-- start of Data provided --

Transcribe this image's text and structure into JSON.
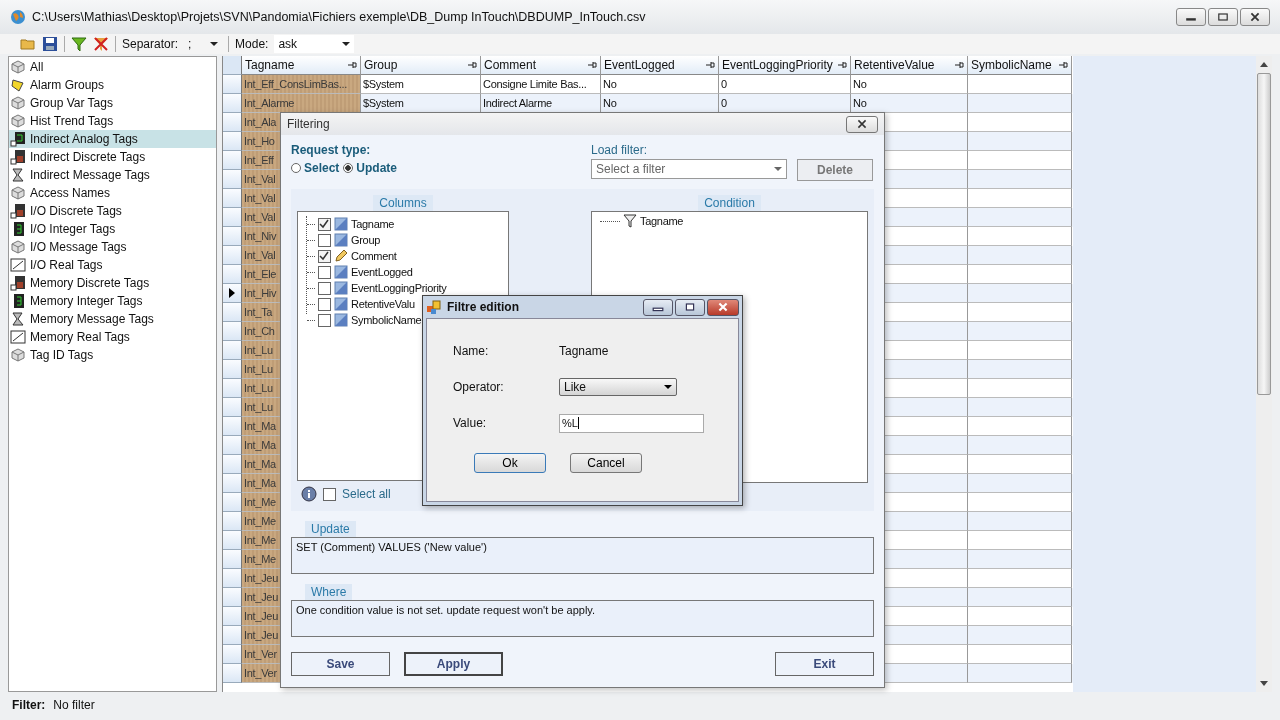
{
  "window": {
    "title": "C:\\Users\\Mathias\\Desktop\\Projets\\SVN\\Pandomia\\Fichiers exemple\\DB_Dump InTouch\\DBDUMP_InTouch.csv"
  },
  "toolbar": {
    "separator_label": "Separator:",
    "separator_value": ";",
    "mode_label": "Mode:",
    "mode_value": "ask"
  },
  "sidebar": {
    "items": [
      {
        "label": "All",
        "kind": "cube",
        "selected": false
      },
      {
        "label": "Alarm Groups",
        "kind": "bell",
        "selected": false
      },
      {
        "label": "Group Var Tags",
        "kind": "cube",
        "selected": false
      },
      {
        "label": "Hist Trend Tags",
        "kind": "cube",
        "selected": false
      },
      {
        "label": "Indirect Analog Tags",
        "kind": "analog",
        "selected": true
      },
      {
        "label": "Indirect Discrete Tags",
        "kind": "discrete",
        "selected": false
      },
      {
        "label": "Indirect Message Tags",
        "kind": "message",
        "selected": false
      },
      {
        "label": "Access Names",
        "kind": "cube",
        "selected": false
      },
      {
        "label": "I/O Discrete Tags",
        "kind": "discrete",
        "selected": false
      },
      {
        "label": "I/O Integer Tags",
        "kind": "integer",
        "selected": false
      },
      {
        "label": "I/O Message Tags",
        "kind": "cube",
        "selected": false
      },
      {
        "label": "I/O Real Tags",
        "kind": "real",
        "selected": false
      },
      {
        "label": "Memory Discrete Tags",
        "kind": "discrete",
        "selected": false
      },
      {
        "label": "Memory Integer Tags",
        "kind": "integer",
        "selected": false
      },
      {
        "label": "Memory Message Tags",
        "kind": "message",
        "selected": false
      },
      {
        "label": "Memory Real Tags",
        "kind": "real",
        "selected": false
      },
      {
        "label": "Tag ID Tags",
        "kind": "cube",
        "selected": false
      }
    ]
  },
  "table": {
    "columns": [
      "Tagname",
      "Group",
      "Comment",
      "EventLogged",
      "EventLoggingPriority",
      "RetentiveValue",
      "SymbolicName"
    ],
    "rows": [
      {
        "cells": [
          "Int_Eff_ConsLimBas...",
          "$System",
          "Consigne Limite Bas...",
          "No",
          "0",
          "No"
        ],
        "selected": false
      },
      {
        "cells": [
          "Int_Alarme",
          "$System",
          "Indirect Alarme",
          "No",
          "0",
          "No"
        ],
        "selected": false
      },
      {
        "cells": [
          "Int_Ala"
        ],
        "selected": false
      },
      {
        "cells": [
          "Int_Ho"
        ],
        "selected": false
      },
      {
        "cells": [
          "Int_Eff"
        ],
        "selected": false
      },
      {
        "cells": [
          "Int_Val"
        ],
        "selected": false
      },
      {
        "cells": [
          "Int_Val"
        ],
        "selected": false
      },
      {
        "cells": [
          "Int_Val"
        ],
        "selected": false
      },
      {
        "cells": [
          "Int_Niv"
        ],
        "selected": false
      },
      {
        "cells": [
          "Int_Val"
        ],
        "selected": false
      },
      {
        "cells": [
          "Int_Ele"
        ],
        "selected": false
      },
      {
        "cells": [
          "Int_Hiv"
        ],
        "selected": true
      },
      {
        "cells": [
          "Int_Ta"
        ],
        "selected": false
      },
      {
        "cells": [
          "Int_Ch"
        ],
        "selected": false
      },
      {
        "cells": [
          "Int_Lu"
        ],
        "selected": false
      },
      {
        "cells": [
          "Int_Lu"
        ],
        "selected": false
      },
      {
        "cells": [
          "Int_Lu"
        ],
        "selected": false
      },
      {
        "cells": [
          "Int_Lu"
        ],
        "selected": false
      },
      {
        "cells": [
          "Int_Ma"
        ],
        "selected": false
      },
      {
        "cells": [
          "Int_Ma"
        ],
        "selected": false
      },
      {
        "cells": [
          "Int_Ma"
        ],
        "selected": false
      },
      {
        "cells": [
          "Int_Ma"
        ],
        "selected": false
      },
      {
        "cells": [
          "Int_Me"
        ],
        "selected": false
      },
      {
        "cells": [
          "Int_Me"
        ],
        "selected": false
      },
      {
        "cells": [
          "Int_Me"
        ],
        "selected": false
      },
      {
        "cells": [
          "Int_Me"
        ],
        "selected": false
      },
      {
        "cells": [
          "Int_Jeu"
        ],
        "selected": false
      },
      {
        "cells": [
          "Int_Jeu"
        ],
        "selected": false
      },
      {
        "cells": [
          "Int_Jeu"
        ],
        "selected": false
      },
      {
        "cells": [
          "Int_Jeu"
        ],
        "selected": false
      },
      {
        "cells": [
          "Int_Ver"
        ],
        "selected": false
      },
      {
        "cells": [
          "Int_Ver"
        ],
        "selected": false
      }
    ]
  },
  "status_bar": {
    "label": "Filter:",
    "value": "No filter"
  },
  "filtering_dialog": {
    "title": "Filtering",
    "request_type_label": "Request type:",
    "request_types": [
      {
        "label": "Select",
        "selected": false
      },
      {
        "label": "Update",
        "selected": true
      }
    ],
    "load_filter_label": "Load filter:",
    "load_filter_placeholder": "Select a filter",
    "delete_button": "Delete",
    "columns_title": "Columns",
    "columns": [
      {
        "label": "Tagname",
        "checked": true,
        "kind": "column"
      },
      {
        "label": "Group",
        "checked": false,
        "kind": "column"
      },
      {
        "label": "Comment",
        "checked": true,
        "kind": "edited"
      },
      {
        "label": "EventLogged",
        "checked": false,
        "kind": "column"
      },
      {
        "label": "EventLoggingPriority",
        "checked": false,
        "kind": "column"
      },
      {
        "label": "RetentiveValu",
        "checked": false,
        "kind": "column"
      },
      {
        "label": "SymbolicName",
        "checked": false,
        "kind": "column"
      }
    ],
    "condition_title": "Condition",
    "conditions": [
      "Tagname"
    ],
    "select_all": {
      "label": "Select all",
      "checked": false
    },
    "update_label": "Update",
    "update_text": "SET (Comment) VALUES ('New value')",
    "where_label": "Where",
    "where_text": "One condition value is not set. update request won't be apply.",
    "buttons": [
      "Save",
      "Apply",
      "Exit"
    ]
  },
  "filtre_edition": {
    "title": "Filtre edition",
    "name_label": "Name:",
    "name_value": "Tagname",
    "operator_label": "Operator:",
    "operator_value": "Like",
    "value_label": "Value:",
    "value": "%L",
    "buttons": [
      "Ok",
      "Cancel"
    ]
  }
}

-- end of Data provided --

Your goal
Repeat the listing verbatim. Skip the pictures.

Solution for this exercise
Transcribe this image's text and structure into JSON.
{
  "window": {
    "title": "C:\\Users\\Mathias\\Desktop\\Projets\\SVN\\Pandomia\\Fichiers exemple\\DB_Dump InTouch\\DBDUMP_InTouch.csv"
  },
  "toolbar": {
    "separator_label": "Separator:",
    "separator_value": ";",
    "mode_label": "Mode:",
    "mode_value": "ask"
  },
  "sidebar": {
    "items": [
      {
        "label": "All",
        "kind": "cube",
        "selected": false
      },
      {
        "label": "Alarm Groups",
        "kind": "bell",
        "selected": false
      },
      {
        "label": "Group Var Tags",
        "kind": "cube",
        "selected": false
      },
      {
        "label": "Hist Trend Tags",
        "kind": "cube",
        "selected": false
      },
      {
        "label": "Indirect Analog Tags",
        "kind": "analog",
        "selected": true
      },
      {
        "label": "Indirect Discrete Tags",
        "kind": "discrete",
        "selected": false
      },
      {
        "label": "Indirect Message Tags",
        "kind": "message",
        "selected": false
      },
      {
        "label": "Access Names",
        "kind": "cube",
        "selected": false
      },
      {
        "label": "I/O Discrete Tags",
        "kind": "discrete",
        "selected": false
      },
      {
        "label": "I/O Integer Tags",
        "kind": "integer",
        "selected": false
      },
      {
        "label": "I/O Message Tags",
        "kind": "cube",
        "selected": false
      },
      {
        "label": "I/O Real Tags",
        "kind": "real",
        "selected": false
      },
      {
        "label": "Memory Discrete Tags",
        "kind": "discrete",
        "selected": false
      },
      {
        "label": "Memory Integer Tags",
        "kind": "integer",
        "selected": false
      },
      {
        "label": "Memory Message Tags",
        "kind": "message",
        "selected": false
      },
      {
        "label": "Memory Real Tags",
        "kind": "real",
        "selected": false
      },
      {
        "label": "Tag ID Tags",
        "kind": "cube",
        "selected": false
      }
    ]
  },
  "table": {
    "columns": [
      "Tagname",
      "Group",
      "Comment",
      "EventLogged",
      "EventLoggingPriority",
      "RetentiveValue",
      "SymbolicName"
    ],
    "rows": [
      {
        "cells": [
          "Int_Eff_ConsLimBas...",
          "$System",
          "Consigne Limite Bas...",
          "No",
          "0",
          "No"
        ],
        "selected": false
      },
      {
        "cells": [
          "Int_Alarme",
          "$System",
          "Indirect Alarme",
          "No",
          "0",
          "No"
        ],
        "selected": false
      },
      {
        "cells": [
          "Int_Ala"
        ],
        "selected": false
      },
      {
        "cells": [
          "Int_Ho"
        ],
        "selected": false
      },
      {
        "cells": [
          "Int_Eff"
        ],
        "selected": false
      },
      {
        "cells": [
          "Int_Val"
        ],
        "selected": false
      },
      {
        "cells": [
          "Int_Val"
        ],
        "selected": false
      },
      {
        "cells": [
          "Int_Val"
        ],
        "selected": false
      },
      {
        "cells": [
          "Int_Niv"
        ],
        "selected": false
      },
      {
        "cells": [
          "Int_Val"
        ],
        "selected": false
      },
      {
        "cells": [
          "Int_Ele"
        ],
        "selected": false
      },
      {
        "cells": [
          "Int_Hiv"
        ],
        "selected": true
      },
      {
        "cells": [
          "Int_Ta"
        ],
        "selected": false
      },
      {
        "cells": [
          "Int_Ch"
        ],
        "selected": false
      },
      {
        "cells": [
          "Int_Lu"
        ],
        "selected": false
      },
      {
        "cells": [
          "Int_Lu"
        ],
        "selected": false
      },
      {
        "cells": [
          "Int_Lu"
        ],
        "selected": false
      },
      {
        "cells": [
          "Int_Lu"
        ],
        "selected": false
      },
      {
        "cells": [
          "Int_Ma"
        ],
        "selected": false
      },
      {
        "cells": [
          "Int_Ma"
        ],
        "selected": false
      },
      {
        "cells": [
          "Int_Ma"
        ],
        "selected": false
      },
      {
        "cells": [
          "Int_Ma"
        ],
        "selected": false
      },
      {
        "cells": [
          "Int_Me"
        ],
        "selected": false
      },
      {
        "cells": [
          "Int_Me"
        ],
        "selected": false
      },
      {
        "cells": [
          "Int_Me"
        ],
        "selected": false
      },
      {
        "cells": [
          "Int_Me"
        ],
        "selected": false
      },
      {
        "cells": [
          "Int_Jeu"
        ],
        "selected": false
      },
      {
        "cells": [
          "Int_Jeu"
        ],
        "selected": false
      },
      {
        "cells": [
          "Int_Jeu"
        ],
        "selected": false
      },
      {
        "cells": [
          "Int_Jeu"
        ],
        "selected": false
      },
      {
        "cells": [
          "Int_Ver"
        ],
        "selected": false
      },
      {
        "cells": [
          "Int_Ver"
        ],
        "selected": false
      }
    ]
  },
  "status_bar": {
    "label": "Filter:",
    "value": "No filter"
  },
  "filtering_dialog": {
    "title": "Filtering",
    "request_type_label": "Request type:",
    "request_types": [
      {
        "label": "Select",
        "selected": false
      },
      {
        "label": "Update",
        "selected": true
      }
    ],
    "load_filter_label": "Load filter:",
    "load_filter_placeholder": "Select a filter",
    "delete_button": "Delete",
    "columns_title": "Columns",
    "columns": [
      {
        "label": "Tagname",
        "checked": true,
        "kind": "column"
      },
      {
        "label": "Group",
        "checked": false,
        "kind": "column"
      },
      {
        "label": "Comment",
        "checked": true,
        "kind": "edited"
      },
      {
        "label": "EventLogged",
        "checked": false,
        "kind": "column"
      },
      {
        "label": "EventLoggingPriority",
        "checked": false,
        "kind": "column"
      },
      {
        "label": "RetentiveValu",
        "checked": false,
        "kind": "column"
      },
      {
        "label": "SymbolicName",
        "checked": false,
        "kind": "column"
      }
    ],
    "condition_title": "Condition",
    "conditions": [
      "Tagname"
    ],
    "select_all": {
      "label": "Select all",
      "checked": false
    },
    "update_label": "Update",
    "update_text": "SET (Comment) VALUES ('New value')",
    "where_label": "Where",
    "where_text": "One condition value is not set. update request won't be apply.",
    "buttons": [
      "Save",
      "Apply",
      "Exit"
    ]
  },
  "filtre_edition": {
    "title": "Filtre edition",
    "name_label": "Name:",
    "name_value": "Tagname",
    "operator_label": "Operator:",
    "operator_value": "Like",
    "value_label": "Value:",
    "value": "%L",
    "buttons": [
      "Ok",
      "Cancel"
    ]
  }
}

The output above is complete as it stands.